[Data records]
::::::::

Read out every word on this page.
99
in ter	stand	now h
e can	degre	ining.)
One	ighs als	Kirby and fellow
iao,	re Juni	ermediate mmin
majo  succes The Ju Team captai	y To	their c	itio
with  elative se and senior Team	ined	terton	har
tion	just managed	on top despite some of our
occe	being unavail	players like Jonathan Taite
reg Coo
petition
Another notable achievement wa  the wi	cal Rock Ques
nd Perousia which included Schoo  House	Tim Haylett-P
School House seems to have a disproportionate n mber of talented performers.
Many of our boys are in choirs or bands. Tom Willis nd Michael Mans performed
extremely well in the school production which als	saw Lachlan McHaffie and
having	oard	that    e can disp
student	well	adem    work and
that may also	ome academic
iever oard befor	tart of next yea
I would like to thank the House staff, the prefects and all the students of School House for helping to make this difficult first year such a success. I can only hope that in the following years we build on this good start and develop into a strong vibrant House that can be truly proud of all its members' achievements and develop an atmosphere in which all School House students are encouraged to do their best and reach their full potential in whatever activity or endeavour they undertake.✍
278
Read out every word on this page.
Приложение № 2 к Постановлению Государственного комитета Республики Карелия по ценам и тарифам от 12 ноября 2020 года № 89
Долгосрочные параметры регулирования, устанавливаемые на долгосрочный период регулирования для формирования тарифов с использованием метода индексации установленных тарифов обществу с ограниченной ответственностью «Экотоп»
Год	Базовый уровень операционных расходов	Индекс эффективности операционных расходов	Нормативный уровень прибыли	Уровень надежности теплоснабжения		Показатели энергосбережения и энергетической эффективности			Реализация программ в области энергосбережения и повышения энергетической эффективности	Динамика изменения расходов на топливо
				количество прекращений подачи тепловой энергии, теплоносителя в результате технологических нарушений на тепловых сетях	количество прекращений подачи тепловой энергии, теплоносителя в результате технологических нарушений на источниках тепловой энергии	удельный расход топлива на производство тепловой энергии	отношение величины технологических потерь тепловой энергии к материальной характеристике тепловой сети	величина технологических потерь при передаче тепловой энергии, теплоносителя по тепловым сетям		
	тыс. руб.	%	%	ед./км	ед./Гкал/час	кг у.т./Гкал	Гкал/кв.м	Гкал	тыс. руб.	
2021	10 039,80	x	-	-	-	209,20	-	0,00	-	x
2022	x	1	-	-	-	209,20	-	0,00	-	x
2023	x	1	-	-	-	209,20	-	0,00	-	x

::::::::

■ **YOUR OBJECTIVE**
Output the listing above without altering a single character.

■ **RESULT**
Read out every word on this page.
99
in ter	stand	now h
e can	degre	ining.)
One	ighs als	Kirby and fellow
iao,	re Juni	ermediate mmin
majo  succes The Ju Team captai	y To	their c	itio
with  elative se and senior Team	ined	terton	har
tion	just managed	on top despite some of our
occe	being unavail	players like Jonathan Taite
reg Coo
petition
Another notable achievement wa  the wi	cal Rock Ques
nd Perousia which included Schoo  House	Tim Haylett-P
School House seems to have a disproportionate n mber of talented performers.
Many of our boys are in choirs or bands. Tom Willis nd Michael Mans performed
extremely well in the school production which als	saw Lachlan McHaffie and
having	oard	that    e can disp
student	well	adem    work and
that may also	ome academic
iever oard befor	tart of next yea
I would like to thank the House staff, the prefects and all the students of School House for helping to make this difficult first year such a success. I can only hope that in the following years we build on this good start and develop into a strong vibrant House that can be truly proud of all its members' achievements and develop an atmosphere in which all School House students are encouraged to do their best and reach their full potential in whatever activity or endeavour they undertake.✍
278
Read out every word on this page.
Приложение № 2 к Постановлению Государственного комитета Республики Карелия по ценам и тарифам от 12 ноября 2020 года № 89
Долгосрочные параметры регулирования, устанавливаемые на долгосрочный период регулирования для формирования тарифов с использованием метода индексации установленных тарифов обществу с ограниченной ответственностью «Экотоп»
Год	Базовый уровень операционных расходов	Индекс эффективности операционных расходов	Нормативный уровень прибыли	Уровень надежности теплоснабжения		Показатели энергосбережения и энергетической эффективности			Реализация программ в области энергосбережения и повышения энергетической эффективности	Динамика изменения расходов на топливо
				количество прекращений подачи тепловой энергии, теплоносителя в результате технологических нарушений на тепловых сетях	количество прекращений подачи тепловой энергии, теплоносителя в результате технологических нарушений на источниках тепловой энергии	удельный расход топлива на производство тепловой энергии	отношение величины технологических потерь тепловой энергии к материальной характеристике тепловой сети	величина технологических потерь при передаче тепловой энергии, теплоносителя по тепловым сетям		
	тыс. руб.	%	%	ед./км	ед./Гкал/час	кг у.т./Гкал	Гкал/кв.м	Гкал	тыс. руб.	
2021	10 039,80	x	-	-	-	209,20	-	0,00	-	x
2022	x	1	-	-	-	209,20	-	0,00	-	x
2023	x	1	-	-	-	209,20	-	0,00	-	x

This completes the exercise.